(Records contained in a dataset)
>> start

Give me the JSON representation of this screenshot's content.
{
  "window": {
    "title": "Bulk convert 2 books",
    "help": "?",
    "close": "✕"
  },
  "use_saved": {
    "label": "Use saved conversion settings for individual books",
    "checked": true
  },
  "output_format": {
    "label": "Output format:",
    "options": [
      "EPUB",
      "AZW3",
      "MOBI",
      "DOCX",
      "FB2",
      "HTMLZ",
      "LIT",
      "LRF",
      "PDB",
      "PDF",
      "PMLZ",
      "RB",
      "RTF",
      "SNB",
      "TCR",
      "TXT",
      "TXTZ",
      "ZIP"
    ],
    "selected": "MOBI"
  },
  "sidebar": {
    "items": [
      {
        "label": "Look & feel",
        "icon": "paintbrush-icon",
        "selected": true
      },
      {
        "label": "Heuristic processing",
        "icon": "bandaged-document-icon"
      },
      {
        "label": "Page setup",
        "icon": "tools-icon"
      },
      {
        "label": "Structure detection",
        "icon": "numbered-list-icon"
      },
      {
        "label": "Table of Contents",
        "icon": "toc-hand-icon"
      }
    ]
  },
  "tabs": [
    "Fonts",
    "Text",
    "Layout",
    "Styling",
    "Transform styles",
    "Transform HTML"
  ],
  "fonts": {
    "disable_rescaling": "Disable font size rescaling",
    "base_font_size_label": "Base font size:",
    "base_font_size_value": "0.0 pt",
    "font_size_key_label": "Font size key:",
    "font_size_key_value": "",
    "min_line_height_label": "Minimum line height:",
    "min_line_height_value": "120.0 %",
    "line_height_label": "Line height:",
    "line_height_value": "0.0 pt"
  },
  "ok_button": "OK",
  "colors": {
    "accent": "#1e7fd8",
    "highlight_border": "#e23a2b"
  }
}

>> end

→ **Task prompt**:
Retype the material above, line by line, exactly.

→ **Task solution**:
Give me the JSON representation of this screenshot's content.
{
  "window": {
    "title": "Bulk convert 2 books",
    "help": "?",
    "close": "✕"
  },
  "use_saved": {
    "label": "Use saved conversion settings for individual books",
    "checked": true
  },
  "output_format": {
    "label": "Output format:",
    "options": [
      "EPUB",
      "AZW3",
      "MOBI",
      "DOCX",
      "FB2",
      "HTMLZ",
      "LIT",
      "LRF",
      "PDB",
      "PDF",
      "PMLZ",
      "RB",
      "RTF",
      "SNB",
      "TCR",
      "TXT",
      "TXTZ",
      "ZIP"
    ],
    "selected": "MOBI"
  },
  "sidebar": {
    "items": [
      {
        "label": "Look & feel",
        "icon": "paintbrush-icon",
        "selected": true
      },
      {
        "label": "Heuristic processing",
        "icon": "bandaged-document-icon"
      },
      {
        "label": "Page setup",
        "icon": "tools-icon"
      },
      {
        "label": "Structure detection",
        "icon": "numbered-list-icon"
      },
      {
        "label": "Table of Contents",
        "icon": "toc-hand-icon"
      }
    ]
  },
  "tabs": [
    "Fonts",
    "Text",
    "Layout",
    "Styling",
    "Transform styles",
    "Transform HTML"
  ],
  "fonts": {
    "disable_rescaling": "Disable font size rescaling",
    "base_font_size_label": "Base font size:",
    "base_font_size_value": "0.0 pt",
    "font_size_key_label": "Font size key:",
    "font_size_key_value": "",
    "min_line_height_label": "Minimum line height:",
    "min_line_height_value": "120.0 %",
    "line_height_label": "Line height:",
    "line_height_value": "0.0 pt"
  },
  "ok_button": "OK",
  "colors": {
    "accent": "#1e7fd8",
    "highlight_border": "#e23a2b"
  }
}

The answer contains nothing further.